- [Directive]: Quote every line as given.
** begin **
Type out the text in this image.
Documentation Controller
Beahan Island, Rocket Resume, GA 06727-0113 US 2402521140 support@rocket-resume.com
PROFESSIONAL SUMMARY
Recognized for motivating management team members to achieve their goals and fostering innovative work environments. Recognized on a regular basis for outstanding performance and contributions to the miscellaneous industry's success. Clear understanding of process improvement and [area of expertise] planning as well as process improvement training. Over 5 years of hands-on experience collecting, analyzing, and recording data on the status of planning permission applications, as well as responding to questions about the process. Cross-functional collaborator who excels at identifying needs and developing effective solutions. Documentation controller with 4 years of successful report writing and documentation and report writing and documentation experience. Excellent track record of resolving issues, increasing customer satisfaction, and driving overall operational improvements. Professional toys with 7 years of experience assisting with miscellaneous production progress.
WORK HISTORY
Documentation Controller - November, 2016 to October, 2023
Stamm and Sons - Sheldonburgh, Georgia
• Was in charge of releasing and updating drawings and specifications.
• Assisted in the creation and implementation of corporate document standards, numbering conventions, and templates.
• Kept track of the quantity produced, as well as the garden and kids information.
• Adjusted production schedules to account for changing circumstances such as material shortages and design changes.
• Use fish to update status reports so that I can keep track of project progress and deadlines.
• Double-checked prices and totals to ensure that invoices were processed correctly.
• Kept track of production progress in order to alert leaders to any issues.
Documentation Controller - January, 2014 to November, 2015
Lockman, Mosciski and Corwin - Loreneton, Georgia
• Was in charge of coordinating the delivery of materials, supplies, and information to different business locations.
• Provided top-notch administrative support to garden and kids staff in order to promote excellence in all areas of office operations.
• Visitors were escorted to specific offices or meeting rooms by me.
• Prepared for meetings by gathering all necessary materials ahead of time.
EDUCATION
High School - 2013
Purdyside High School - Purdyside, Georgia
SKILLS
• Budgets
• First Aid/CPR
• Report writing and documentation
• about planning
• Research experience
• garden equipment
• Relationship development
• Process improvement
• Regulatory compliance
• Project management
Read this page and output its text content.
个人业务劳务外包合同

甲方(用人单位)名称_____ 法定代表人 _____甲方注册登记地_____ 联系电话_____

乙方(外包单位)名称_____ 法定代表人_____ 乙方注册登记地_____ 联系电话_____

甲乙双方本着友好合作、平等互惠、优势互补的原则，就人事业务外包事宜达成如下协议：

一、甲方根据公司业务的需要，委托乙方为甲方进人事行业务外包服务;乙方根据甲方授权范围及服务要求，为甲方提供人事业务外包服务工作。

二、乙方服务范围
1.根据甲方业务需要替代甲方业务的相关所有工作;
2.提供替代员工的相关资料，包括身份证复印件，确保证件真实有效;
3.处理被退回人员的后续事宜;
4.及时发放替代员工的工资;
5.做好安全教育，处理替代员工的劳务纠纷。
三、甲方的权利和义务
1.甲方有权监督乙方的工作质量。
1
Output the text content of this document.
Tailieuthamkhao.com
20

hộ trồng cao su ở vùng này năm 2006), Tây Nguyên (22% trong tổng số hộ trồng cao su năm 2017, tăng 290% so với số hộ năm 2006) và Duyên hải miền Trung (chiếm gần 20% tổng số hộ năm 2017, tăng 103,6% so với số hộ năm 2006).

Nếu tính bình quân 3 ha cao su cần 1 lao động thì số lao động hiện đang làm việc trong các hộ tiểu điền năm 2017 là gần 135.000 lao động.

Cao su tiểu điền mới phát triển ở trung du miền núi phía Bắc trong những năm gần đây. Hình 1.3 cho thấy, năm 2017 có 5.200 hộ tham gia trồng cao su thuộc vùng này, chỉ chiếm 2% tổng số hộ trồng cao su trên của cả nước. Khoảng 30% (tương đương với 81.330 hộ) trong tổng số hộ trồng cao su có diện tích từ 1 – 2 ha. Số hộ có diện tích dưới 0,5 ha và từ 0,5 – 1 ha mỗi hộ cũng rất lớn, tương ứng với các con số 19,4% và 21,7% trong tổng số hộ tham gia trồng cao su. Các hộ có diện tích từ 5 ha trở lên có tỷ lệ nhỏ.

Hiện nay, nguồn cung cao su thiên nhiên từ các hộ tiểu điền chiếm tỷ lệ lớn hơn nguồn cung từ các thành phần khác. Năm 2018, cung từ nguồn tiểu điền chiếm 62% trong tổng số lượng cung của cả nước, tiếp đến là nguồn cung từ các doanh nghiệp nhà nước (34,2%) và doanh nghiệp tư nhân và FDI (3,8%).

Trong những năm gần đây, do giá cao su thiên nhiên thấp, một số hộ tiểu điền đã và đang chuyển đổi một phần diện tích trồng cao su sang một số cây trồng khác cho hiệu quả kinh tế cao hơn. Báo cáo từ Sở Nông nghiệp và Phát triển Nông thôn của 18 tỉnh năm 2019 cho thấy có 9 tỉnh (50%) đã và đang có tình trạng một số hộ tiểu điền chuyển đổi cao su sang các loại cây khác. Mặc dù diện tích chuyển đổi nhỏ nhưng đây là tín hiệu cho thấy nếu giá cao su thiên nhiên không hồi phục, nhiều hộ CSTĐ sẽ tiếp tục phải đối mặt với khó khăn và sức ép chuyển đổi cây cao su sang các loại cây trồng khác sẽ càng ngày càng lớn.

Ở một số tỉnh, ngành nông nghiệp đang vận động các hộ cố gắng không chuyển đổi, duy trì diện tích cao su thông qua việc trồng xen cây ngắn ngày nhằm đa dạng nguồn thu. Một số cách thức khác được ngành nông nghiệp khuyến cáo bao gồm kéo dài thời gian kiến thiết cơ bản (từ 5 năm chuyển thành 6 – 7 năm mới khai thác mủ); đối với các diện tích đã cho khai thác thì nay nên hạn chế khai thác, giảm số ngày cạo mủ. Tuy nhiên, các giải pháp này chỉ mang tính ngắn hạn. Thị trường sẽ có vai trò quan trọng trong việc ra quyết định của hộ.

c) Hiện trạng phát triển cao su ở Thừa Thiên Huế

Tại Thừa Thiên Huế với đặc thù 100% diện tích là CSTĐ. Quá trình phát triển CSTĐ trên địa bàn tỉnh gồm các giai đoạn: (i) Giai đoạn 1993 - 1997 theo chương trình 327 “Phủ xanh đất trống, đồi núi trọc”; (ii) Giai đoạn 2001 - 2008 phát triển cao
** end **
- [Response to the exercise]:
Type out the text in this image.
Documentation Controller
Beahan Island, Rocket Resume, GA 06727-0113 US 2402521140 support@rocket-resume.com
PROFESSIONAL SUMMARY
Recognized for motivating management team members to achieve their goals and fostering innovative work environments. Recognized on a regular basis for outstanding performance and contributions to the miscellaneous industry's success. Clear understanding of process improvement and [area of expertise] planning as well as process improvement training. Over 5 years of hands-on experience collecting, analyzing, and recording data on the status of planning permission applications, as well as responding to questions about the process. Cross-functional collaborator who excels at identifying needs and developing effective solutions. Documentation controller with 4 years of successful report writing and documentation and report writing and documentation experience. Excellent track record of resolving issues, increasing customer satisfaction, and driving overall operational improvements. Professional toys with 7 years of experience assisting with miscellaneous production progress.
WORK HISTORY
Documentation Controller - November, 2016 to October, 2023
Stamm and Sons - Sheldonburgh, Georgia
• Was in charge of releasing and updating drawings and specifications.
• Assisted in the creation and implementation of corporate document standards, numbering conventions, and templates.
• Kept track of the quantity produced, as well as the garden and kids information.
• Adjusted production schedules to account for changing circumstances such as material shortages and design changes.
• Use fish to update status reports so that I can keep track of project progress and deadlines.
• Double-checked prices and totals to ensure that invoices were processed correctly.
• Kept track of production progress in order to alert leaders to any issues.
Documentation Controller - January, 2014 to November, 2015
Lockman, Mosciski and Corwin - Loreneton, Georgia
• Was in charge of coordinating the delivery of materials, supplies, and information to different business locations.
• Provided top-notch administrative support to garden and kids staff in order to promote excellence in all areas of office operations.
• Visitors were escorted to specific offices or meeting rooms by me.
• Prepared for meetings by gathering all necessary materials ahead of time.
EDUCATION
High School - 2013
Purdyside High School - Purdyside, Georgia
SKILLS
• Budgets
• First Aid/CPR
• Report writing and documentation
• about planning
• Research experience
• garden equipment
• Relationship development
• Process improvement
• Regulatory compliance
• Project management
Read this page and output its text content.
个人业务劳务外包合同

甲方(用人单位)名称_____ 法定代表人 _____甲方注册登记地_____ 联系电话_____

乙方(外包单位)名称_____ 法定代表人_____ 乙方注册登记地_____ 联系电话_____

甲乙双方本着友好合作、平等互惠、优势互补的原则，就人事业务外包事宜达成如下协议：

一、甲方根据公司业务的需要，委托乙方为甲方进人事行业务外包服务;乙方根据甲方授权范围及服务要求，为甲方提供人事业务外包服务工作。

二、乙方服务范围
1.根据甲方业务需要替代甲方业务的相关所有工作;
2.提供替代员工的相关资料，包括身份证复印件，确保证件真实有效;
3.处理被退回人员的后续事宜;
4.及时发放替代员工的工资;
5.做好安全教育，处理替代员工的劳务纠纷。
三、甲方的权利和义务
1.甲方有权监督乙方的工作质量。
1
Output the text content of this document.
Tailieuthamkhao.com
20

hộ trồng cao su ở vùng này năm 2006), Tây Nguyên (22% trong tổng số hộ trồng cao su năm 2017, tăng 290% so với số hộ năm 2006) và Duyên hải miền Trung (chiếm gần 20% tổng số hộ năm 2017, tăng 103,6% so với số hộ năm 2006).

Nếu tính bình quân 3 ha cao su cần 1 lao động thì số lao động hiện đang làm việc trong các hộ tiểu điền năm 2017 là gần 135.000 lao động.

Cao su tiểu điền mới phát triển ở trung du miền núi phía Bắc trong những năm gần đây. Hình 1.3 cho thấy, năm 2017 có 5.200 hộ tham gia trồng cao su thuộc vùng này, chỉ chiếm 2% tổng số hộ trồng cao su trên của cả nước. Khoảng 30% (tương đương với 81.330 hộ) trong tổng số hộ trồng cao su có diện tích từ 1 – 2 ha. Số hộ có diện tích dưới 0,5 ha và từ 0,5 – 1 ha mỗi hộ cũng rất lớn, tương ứng với các con số 19,4% và 21,7% trong tổng số hộ tham gia trồng cao su. Các hộ có diện tích từ 5 ha trở lên có tỷ lệ nhỏ.

Hiện nay, nguồn cung cao su thiên nhiên từ các hộ tiểu điền chiếm tỷ lệ lớn hơn nguồn cung từ các thành phần khác. Năm 2018, cung từ nguồn tiểu điền chiếm 62% trong tổng số lượng cung của cả nước, tiếp đến là nguồn cung từ các doanh nghiệp nhà nước (34,2%) và doanh nghiệp tư nhân và FDI (3,8%).

Trong những năm gần đây, do giá cao su thiên nhiên thấp, một số hộ tiểu điền đã và đang chuyển đổi một phần diện tích trồng cao su sang một số cây trồng khác cho hiệu quả kinh tế cao hơn. Báo cáo từ Sở Nông nghiệp và Phát triển Nông thôn của 18 tỉnh năm 2019 cho thấy có 9 tỉnh (50%) đã và đang có tình trạng một số hộ tiểu điền chuyển đổi cao su sang các loại cây khác. Mặc dù diện tích chuyển đổi nhỏ nhưng đây là tín hiệu cho thấy nếu giá cao su thiên nhiên không hồi phục, nhiều hộ CSTĐ sẽ tiếp tục phải đối mặt với khó khăn và sức ép chuyển đổi cây cao su sang các loại cây trồng khác sẽ càng ngày càng lớn.

Ở một số tỉnh, ngành nông nghiệp đang vận động các hộ cố gắng không chuyển đổi, duy trì diện tích cao su thông qua việc trồng xen cây ngắn ngày nhằm đa dạng nguồn thu. Một số cách thức khác được ngành nông nghiệp khuyến cáo bao gồm kéo dài thời gian kiến thiết cơ bản (từ 5 năm chuyển thành 6 – 7 năm mới khai thác mủ); đối với các diện tích đã cho khai thác thì nay nên hạn chế khai thác, giảm số ngày cạo mủ. Tuy nhiên, các giải pháp này chỉ mang tính ngắn hạn. Thị trường sẽ có vai trò quan trọng trong việc ra quyết định của hộ.

c) Hiện trạng phát triển cao su ở Thừa Thiên Huế

Tại Thừa Thiên Huế với đặc thù 100% diện tích là CSTĐ. Quá trình phát triển CSTĐ trên địa bàn tỉnh gồm các giai đoạn: (i) Giai đoạn 1993 - 1997 theo chương trình 327 “Phủ xanh đất trống, đồi núi trọc”; (ii) Giai đoạn 2001 - 2008 phát triển cao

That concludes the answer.